Stated problem
Copy every line in the records below that contains the word "this".

Given records

_____

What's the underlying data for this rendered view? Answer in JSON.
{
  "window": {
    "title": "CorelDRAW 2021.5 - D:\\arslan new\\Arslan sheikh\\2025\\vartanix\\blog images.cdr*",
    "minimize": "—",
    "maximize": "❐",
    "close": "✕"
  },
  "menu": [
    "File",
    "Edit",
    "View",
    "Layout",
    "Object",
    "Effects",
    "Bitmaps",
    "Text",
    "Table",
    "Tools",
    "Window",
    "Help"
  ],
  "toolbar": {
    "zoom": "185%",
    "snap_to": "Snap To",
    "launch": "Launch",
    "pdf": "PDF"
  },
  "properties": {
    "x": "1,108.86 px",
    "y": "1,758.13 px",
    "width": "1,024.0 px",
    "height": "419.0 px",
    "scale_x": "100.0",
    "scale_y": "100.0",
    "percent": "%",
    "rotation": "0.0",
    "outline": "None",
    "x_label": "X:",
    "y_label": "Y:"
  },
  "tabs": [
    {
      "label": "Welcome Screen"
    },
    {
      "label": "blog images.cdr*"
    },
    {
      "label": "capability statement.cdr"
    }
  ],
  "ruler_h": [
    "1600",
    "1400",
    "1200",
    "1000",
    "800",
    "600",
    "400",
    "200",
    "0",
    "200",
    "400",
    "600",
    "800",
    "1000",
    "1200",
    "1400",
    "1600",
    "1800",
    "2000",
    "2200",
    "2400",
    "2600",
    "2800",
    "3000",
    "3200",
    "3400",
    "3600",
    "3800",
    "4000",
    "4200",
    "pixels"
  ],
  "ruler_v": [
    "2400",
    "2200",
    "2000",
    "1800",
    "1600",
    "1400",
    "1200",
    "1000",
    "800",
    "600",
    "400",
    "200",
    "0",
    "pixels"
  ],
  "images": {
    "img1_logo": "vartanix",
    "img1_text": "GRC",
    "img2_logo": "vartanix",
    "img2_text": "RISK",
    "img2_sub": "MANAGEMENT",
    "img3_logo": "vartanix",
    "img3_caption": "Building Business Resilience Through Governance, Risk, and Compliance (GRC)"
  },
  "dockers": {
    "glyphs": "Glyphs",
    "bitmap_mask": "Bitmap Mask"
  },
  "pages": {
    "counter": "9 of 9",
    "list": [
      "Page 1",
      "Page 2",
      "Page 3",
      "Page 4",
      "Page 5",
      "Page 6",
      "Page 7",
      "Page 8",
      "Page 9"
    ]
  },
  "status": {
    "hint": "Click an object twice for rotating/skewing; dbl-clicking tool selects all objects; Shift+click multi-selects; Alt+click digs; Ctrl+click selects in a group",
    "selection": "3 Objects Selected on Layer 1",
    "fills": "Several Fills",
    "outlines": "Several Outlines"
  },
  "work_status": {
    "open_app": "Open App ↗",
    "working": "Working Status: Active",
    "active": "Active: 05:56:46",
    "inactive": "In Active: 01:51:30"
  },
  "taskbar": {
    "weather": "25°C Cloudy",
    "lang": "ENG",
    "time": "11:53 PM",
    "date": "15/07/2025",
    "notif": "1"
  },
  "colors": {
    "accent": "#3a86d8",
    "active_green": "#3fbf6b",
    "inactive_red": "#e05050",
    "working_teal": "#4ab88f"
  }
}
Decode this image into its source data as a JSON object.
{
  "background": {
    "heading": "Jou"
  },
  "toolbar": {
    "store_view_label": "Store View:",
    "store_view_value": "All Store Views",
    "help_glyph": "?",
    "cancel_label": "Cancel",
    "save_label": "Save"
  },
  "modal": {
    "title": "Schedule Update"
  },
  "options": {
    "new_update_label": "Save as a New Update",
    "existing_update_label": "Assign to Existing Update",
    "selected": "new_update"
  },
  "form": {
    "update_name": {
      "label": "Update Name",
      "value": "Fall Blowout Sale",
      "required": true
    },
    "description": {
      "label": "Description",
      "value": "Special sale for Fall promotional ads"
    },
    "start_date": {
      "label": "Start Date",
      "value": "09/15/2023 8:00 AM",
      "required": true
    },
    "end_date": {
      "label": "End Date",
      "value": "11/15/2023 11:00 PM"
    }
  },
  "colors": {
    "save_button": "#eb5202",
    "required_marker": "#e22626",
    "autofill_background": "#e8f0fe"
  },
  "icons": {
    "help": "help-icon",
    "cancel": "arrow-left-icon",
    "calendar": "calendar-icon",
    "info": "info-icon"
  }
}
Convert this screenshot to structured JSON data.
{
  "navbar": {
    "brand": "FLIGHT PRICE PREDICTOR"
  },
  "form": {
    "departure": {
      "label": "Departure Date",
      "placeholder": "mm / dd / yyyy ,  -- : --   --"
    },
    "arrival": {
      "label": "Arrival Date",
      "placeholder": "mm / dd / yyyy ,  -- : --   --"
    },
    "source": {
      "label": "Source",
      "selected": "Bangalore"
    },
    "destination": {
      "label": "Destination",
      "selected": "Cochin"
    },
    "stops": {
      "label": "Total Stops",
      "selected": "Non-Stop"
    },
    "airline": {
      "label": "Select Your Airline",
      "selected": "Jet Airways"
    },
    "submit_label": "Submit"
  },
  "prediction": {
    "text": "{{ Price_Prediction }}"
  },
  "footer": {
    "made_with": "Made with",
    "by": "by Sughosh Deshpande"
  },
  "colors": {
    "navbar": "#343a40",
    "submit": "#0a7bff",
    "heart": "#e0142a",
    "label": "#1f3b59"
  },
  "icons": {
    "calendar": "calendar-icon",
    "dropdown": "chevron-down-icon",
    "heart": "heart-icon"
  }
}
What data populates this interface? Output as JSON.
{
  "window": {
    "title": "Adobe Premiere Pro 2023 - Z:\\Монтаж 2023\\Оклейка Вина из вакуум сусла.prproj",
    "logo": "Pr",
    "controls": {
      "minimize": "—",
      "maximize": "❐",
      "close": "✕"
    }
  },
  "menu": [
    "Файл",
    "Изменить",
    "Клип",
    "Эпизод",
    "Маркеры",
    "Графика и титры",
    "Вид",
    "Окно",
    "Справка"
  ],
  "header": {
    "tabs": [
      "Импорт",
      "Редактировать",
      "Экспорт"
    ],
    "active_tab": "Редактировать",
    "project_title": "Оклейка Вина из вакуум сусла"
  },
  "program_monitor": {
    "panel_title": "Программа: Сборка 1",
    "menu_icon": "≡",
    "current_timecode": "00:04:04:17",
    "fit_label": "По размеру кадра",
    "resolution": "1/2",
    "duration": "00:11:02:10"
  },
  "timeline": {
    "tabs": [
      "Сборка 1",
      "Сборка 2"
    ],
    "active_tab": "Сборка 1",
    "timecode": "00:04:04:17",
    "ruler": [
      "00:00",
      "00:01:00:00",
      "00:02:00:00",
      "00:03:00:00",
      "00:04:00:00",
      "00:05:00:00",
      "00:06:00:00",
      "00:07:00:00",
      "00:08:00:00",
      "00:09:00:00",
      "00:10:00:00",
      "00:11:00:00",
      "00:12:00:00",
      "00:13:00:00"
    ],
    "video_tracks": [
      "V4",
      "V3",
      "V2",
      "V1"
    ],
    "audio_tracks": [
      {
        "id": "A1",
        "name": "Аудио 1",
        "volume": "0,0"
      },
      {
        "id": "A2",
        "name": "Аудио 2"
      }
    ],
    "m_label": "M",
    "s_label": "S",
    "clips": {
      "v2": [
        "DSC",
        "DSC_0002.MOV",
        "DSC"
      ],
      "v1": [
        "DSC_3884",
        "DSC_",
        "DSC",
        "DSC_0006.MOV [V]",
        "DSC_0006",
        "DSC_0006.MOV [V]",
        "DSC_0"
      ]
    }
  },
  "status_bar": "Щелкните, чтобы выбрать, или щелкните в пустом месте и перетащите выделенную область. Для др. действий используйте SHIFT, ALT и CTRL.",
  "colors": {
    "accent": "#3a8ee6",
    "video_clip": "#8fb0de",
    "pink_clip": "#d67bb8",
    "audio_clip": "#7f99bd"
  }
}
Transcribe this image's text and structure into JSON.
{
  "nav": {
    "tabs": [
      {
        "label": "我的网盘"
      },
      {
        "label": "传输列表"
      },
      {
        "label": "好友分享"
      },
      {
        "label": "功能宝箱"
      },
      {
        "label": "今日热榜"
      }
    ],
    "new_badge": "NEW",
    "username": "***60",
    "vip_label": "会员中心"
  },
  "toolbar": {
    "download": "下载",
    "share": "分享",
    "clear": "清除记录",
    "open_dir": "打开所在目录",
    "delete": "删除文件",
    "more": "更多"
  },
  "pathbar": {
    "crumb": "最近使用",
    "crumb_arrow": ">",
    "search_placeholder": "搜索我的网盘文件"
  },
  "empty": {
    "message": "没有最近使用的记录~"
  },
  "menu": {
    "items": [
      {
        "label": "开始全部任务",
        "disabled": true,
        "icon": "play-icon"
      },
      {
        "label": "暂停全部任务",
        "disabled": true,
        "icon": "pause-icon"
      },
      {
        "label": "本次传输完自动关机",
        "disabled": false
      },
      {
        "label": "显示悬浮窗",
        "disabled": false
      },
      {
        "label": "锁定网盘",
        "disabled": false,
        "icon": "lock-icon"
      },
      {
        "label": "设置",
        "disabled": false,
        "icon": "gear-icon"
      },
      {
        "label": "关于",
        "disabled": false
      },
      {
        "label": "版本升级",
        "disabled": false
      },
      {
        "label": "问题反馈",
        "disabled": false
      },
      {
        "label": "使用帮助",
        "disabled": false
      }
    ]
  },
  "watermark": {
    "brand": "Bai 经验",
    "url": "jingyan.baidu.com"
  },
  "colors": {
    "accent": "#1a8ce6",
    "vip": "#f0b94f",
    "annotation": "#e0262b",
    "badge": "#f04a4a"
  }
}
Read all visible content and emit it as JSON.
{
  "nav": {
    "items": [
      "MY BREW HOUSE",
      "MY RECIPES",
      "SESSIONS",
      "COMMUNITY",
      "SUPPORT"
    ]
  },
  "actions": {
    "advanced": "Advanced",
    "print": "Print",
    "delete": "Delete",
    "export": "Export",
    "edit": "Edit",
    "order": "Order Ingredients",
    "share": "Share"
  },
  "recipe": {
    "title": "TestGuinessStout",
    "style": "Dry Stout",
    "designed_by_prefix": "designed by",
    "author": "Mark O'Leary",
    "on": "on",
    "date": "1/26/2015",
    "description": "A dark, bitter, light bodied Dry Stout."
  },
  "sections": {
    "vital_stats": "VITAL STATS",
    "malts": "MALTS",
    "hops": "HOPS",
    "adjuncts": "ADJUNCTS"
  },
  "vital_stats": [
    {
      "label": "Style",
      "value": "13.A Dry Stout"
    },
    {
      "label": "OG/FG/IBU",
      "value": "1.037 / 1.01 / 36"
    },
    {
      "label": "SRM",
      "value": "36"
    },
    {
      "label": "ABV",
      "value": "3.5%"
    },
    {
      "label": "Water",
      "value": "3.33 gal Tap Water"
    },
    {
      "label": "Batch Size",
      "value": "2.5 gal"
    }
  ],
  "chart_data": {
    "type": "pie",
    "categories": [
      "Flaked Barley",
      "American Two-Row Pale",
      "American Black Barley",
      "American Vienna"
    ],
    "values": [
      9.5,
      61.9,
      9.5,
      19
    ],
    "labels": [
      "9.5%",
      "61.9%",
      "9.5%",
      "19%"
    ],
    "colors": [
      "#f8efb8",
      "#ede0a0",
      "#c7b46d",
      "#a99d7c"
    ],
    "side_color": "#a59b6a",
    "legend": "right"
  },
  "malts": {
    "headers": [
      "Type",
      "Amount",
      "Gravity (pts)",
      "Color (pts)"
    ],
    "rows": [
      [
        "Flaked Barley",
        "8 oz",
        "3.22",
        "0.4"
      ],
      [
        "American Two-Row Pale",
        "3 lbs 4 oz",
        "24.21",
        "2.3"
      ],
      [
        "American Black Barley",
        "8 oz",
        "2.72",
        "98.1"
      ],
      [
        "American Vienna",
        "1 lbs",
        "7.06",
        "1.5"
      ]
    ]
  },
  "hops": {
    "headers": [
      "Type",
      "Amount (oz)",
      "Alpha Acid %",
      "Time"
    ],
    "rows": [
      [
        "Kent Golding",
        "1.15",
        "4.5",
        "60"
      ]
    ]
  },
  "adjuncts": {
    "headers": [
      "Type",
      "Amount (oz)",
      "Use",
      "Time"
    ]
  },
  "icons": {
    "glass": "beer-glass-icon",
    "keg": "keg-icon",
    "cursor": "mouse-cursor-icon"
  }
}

_____

Finished task
What's the underlying data for this rendered view? Answer in JSON.
Decode this image into its source data as a JSON object.
Convert this screenshot to structured JSON data.
What data populates this interface? Output as JSON.
Transcribe this image's text and structure into JSON.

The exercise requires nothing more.